>> start ENTRIES SUPPLIED
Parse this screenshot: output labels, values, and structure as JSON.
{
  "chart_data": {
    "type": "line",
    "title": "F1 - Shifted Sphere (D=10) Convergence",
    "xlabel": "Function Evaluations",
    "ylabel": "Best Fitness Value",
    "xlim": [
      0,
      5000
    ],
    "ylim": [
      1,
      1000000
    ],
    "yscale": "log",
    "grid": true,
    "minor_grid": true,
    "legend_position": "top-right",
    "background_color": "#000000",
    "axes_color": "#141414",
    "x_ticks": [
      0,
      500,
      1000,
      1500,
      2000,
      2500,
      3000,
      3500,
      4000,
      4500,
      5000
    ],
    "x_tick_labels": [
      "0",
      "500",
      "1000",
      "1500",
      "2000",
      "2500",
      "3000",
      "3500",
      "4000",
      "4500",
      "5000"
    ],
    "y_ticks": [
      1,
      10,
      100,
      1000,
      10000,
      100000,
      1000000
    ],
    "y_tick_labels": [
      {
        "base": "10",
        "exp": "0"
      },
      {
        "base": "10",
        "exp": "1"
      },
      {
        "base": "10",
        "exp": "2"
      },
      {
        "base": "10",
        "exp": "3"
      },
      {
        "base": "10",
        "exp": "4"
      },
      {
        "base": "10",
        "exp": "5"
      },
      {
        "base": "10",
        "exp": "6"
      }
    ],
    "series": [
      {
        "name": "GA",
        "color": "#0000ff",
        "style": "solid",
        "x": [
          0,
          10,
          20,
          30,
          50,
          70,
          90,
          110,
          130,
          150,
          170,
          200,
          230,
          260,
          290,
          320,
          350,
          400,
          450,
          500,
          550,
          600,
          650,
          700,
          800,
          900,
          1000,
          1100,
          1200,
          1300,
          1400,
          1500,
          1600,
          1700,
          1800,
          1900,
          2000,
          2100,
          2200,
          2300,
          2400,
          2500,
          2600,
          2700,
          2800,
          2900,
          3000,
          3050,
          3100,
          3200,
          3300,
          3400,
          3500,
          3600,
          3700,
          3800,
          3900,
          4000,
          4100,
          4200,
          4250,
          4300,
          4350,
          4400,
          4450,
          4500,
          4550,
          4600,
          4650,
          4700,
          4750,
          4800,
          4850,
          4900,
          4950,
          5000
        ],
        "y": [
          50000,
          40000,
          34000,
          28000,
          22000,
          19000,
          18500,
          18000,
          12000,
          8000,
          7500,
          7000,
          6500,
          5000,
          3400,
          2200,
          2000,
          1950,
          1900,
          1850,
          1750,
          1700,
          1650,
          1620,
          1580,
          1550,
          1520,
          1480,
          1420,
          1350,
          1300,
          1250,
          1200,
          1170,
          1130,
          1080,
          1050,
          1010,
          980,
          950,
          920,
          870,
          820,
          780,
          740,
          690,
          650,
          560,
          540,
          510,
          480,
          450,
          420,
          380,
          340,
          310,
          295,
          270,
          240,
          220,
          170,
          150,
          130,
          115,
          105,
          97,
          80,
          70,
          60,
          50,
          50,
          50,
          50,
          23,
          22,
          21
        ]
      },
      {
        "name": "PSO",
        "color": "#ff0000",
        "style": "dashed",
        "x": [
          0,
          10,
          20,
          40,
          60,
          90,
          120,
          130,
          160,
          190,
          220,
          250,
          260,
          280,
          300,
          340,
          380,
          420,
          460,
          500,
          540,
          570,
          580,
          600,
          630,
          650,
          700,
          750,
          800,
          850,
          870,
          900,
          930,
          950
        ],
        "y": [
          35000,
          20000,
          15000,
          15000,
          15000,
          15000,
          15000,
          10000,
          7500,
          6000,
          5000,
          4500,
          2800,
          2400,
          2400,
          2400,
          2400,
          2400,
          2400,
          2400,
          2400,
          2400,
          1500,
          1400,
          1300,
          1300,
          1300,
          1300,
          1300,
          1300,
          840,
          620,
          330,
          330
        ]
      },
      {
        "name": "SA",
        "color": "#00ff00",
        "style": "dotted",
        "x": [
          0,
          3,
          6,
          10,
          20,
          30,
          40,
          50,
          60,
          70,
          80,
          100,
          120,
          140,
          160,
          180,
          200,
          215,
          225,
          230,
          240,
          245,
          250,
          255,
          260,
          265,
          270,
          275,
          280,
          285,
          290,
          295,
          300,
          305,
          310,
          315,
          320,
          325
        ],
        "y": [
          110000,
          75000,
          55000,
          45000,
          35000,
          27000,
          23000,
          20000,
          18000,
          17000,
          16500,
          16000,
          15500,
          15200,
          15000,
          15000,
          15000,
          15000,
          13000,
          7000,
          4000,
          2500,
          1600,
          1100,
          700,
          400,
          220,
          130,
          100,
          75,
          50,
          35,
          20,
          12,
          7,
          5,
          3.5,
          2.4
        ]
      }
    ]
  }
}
>> end ENTRIES SUPPLIED
__WHAT THE TASK ASKS__.
Copy out every line with the word "style".

__ANSWER BELOW__.
        "style": "solid",
        "style": "dashed",
        "style": "dotted",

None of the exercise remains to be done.